┏━━
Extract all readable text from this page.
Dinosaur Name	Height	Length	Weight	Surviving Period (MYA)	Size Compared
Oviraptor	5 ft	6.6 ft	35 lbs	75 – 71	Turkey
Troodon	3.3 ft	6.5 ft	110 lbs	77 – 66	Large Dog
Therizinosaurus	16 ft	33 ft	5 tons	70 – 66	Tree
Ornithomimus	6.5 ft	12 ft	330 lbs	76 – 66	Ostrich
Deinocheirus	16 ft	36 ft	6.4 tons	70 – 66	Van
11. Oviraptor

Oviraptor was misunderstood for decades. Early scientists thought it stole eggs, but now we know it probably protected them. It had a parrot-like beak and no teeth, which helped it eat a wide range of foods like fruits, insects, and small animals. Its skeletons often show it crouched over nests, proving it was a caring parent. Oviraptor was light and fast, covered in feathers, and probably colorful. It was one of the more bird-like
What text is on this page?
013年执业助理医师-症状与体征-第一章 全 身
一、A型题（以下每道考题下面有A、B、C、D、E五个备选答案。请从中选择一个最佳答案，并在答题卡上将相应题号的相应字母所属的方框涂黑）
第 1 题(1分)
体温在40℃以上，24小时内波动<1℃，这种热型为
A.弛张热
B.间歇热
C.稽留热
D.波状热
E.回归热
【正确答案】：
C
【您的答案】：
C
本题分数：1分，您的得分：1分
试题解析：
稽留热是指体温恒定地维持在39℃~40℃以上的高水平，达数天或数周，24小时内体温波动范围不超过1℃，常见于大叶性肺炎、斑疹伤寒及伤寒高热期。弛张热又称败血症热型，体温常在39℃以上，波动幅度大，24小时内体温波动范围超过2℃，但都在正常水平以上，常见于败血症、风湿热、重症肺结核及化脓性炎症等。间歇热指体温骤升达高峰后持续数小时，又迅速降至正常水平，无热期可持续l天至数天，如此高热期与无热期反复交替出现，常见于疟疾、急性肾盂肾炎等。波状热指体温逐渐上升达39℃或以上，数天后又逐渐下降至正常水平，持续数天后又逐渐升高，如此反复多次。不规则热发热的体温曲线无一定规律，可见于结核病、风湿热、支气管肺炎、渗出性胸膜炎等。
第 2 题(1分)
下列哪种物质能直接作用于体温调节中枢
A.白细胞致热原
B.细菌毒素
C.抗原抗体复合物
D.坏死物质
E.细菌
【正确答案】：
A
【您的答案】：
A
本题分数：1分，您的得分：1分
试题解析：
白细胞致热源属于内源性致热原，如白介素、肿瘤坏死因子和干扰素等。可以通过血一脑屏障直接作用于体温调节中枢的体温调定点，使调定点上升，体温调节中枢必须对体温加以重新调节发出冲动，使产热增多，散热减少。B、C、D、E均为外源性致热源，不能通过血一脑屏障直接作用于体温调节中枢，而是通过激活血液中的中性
┗━━
• Problem
Find the lines that include the string "Oviraptor", then copy each of them.

• Output of the exercise
Oviraptor	5 ft	6.6 ft	35 lbs	75 – 71	Turkey
11. Oviraptor
Oviraptor was misunderstood for decades. Early scientists thought it stole eggs, but now we know it probably protected them. It had a parrot-like beak and no teeth, which helped it eat a wide range of foods like fruits, insects, and small animals. Its skeletons often show it crouched over nests, proving it was a caring parent. Oviraptor was light and fast, covered in feathers, and probably colorful. It was one of the more bird-like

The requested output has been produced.